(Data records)
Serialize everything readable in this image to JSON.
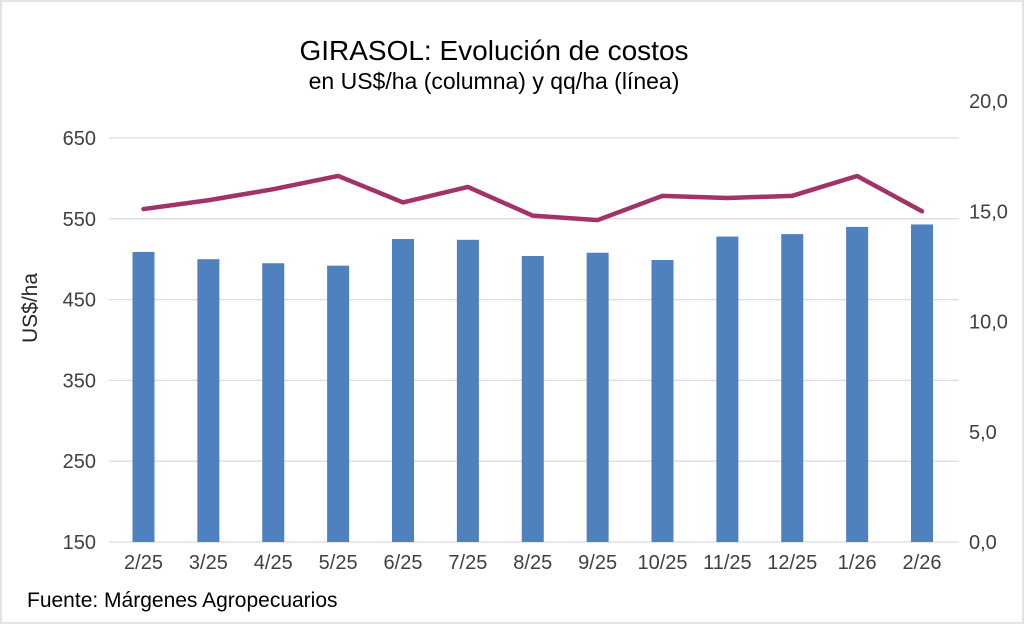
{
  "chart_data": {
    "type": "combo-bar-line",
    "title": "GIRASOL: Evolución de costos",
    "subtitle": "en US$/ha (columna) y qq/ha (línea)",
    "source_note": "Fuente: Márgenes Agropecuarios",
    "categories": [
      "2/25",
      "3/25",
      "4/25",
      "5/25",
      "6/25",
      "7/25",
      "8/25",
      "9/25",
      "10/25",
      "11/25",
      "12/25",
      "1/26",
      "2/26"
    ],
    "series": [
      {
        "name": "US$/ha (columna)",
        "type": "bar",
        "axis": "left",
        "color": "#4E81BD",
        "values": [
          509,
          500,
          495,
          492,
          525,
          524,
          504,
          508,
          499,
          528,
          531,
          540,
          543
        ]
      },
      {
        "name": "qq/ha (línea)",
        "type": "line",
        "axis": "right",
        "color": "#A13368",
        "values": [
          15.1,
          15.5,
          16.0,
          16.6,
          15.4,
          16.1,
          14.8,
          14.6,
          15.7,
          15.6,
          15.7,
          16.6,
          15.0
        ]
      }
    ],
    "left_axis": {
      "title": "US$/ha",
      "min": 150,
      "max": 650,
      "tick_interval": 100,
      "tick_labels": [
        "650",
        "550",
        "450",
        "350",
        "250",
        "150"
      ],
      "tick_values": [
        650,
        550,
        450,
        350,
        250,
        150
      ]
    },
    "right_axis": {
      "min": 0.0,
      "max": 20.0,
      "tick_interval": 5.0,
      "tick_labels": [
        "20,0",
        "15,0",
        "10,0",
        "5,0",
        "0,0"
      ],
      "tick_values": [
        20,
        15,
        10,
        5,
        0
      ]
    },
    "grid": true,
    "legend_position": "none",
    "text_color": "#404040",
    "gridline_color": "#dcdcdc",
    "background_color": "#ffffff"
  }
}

Activity:
Copy the data verbatim, skipping any image it holds.

Finished task:
Serialize everything readable in this image to JSON.
{
  "chart_data": {
    "type": "combo-bar-line",
    "title": "GIRASOL: Evolución de costos",
    "subtitle": "en US$/ha (columna) y qq/ha (línea)",
    "source_note": "Fuente: Márgenes Agropecuarios",
    "categories": [
      "2/25",
      "3/25",
      "4/25",
      "5/25",
      "6/25",
      "7/25",
      "8/25",
      "9/25",
      "10/25",
      "11/25",
      "12/25",
      "1/26",
      "2/26"
    ],
    "series": [
      {
        "name": "US$/ha (columna)",
        "type": "bar",
        "axis": "left",
        "color": "#4E81BD",
        "values": [
          509,
          500,
          495,
          492,
          525,
          524,
          504,
          508,
          499,
          528,
          531,
          540,
          543
        ]
      },
      {
        "name": "qq/ha (línea)",
        "type": "line",
        "axis": "right",
        "color": "#A13368",
        "values": [
          15.1,
          15.5,
          16.0,
          16.6,
          15.4,
          16.1,
          14.8,
          14.6,
          15.7,
          15.6,
          15.7,
          16.6,
          15.0
        ]
      }
    ],
    "left_axis": {
      "title": "US$/ha",
      "min": 150,
      "max": 650,
      "tick_interval": 100,
      "tick_labels": [
        "650",
        "550",
        "450",
        "350",
        "250",
        "150"
      ],
      "tick_values": [
        650,
        550,
        450,
        350,
        250,
        150
      ]
    },
    "right_axis": {
      "min": 0.0,
      "max": 20.0,
      "tick_interval": 5.0,
      "tick_labels": [
        "20,0",
        "15,0",
        "10,0",
        "5,0",
        "0,0"
      ],
      "tick_values": [
        20,
        15,
        10,
        5,
        0
      ]
    },
    "grid": true,
    "legend_position": "none",
    "text_color": "#404040",
    "gridline_color": "#dcdcdc",
    "background_color": "#ffffff"
  }
}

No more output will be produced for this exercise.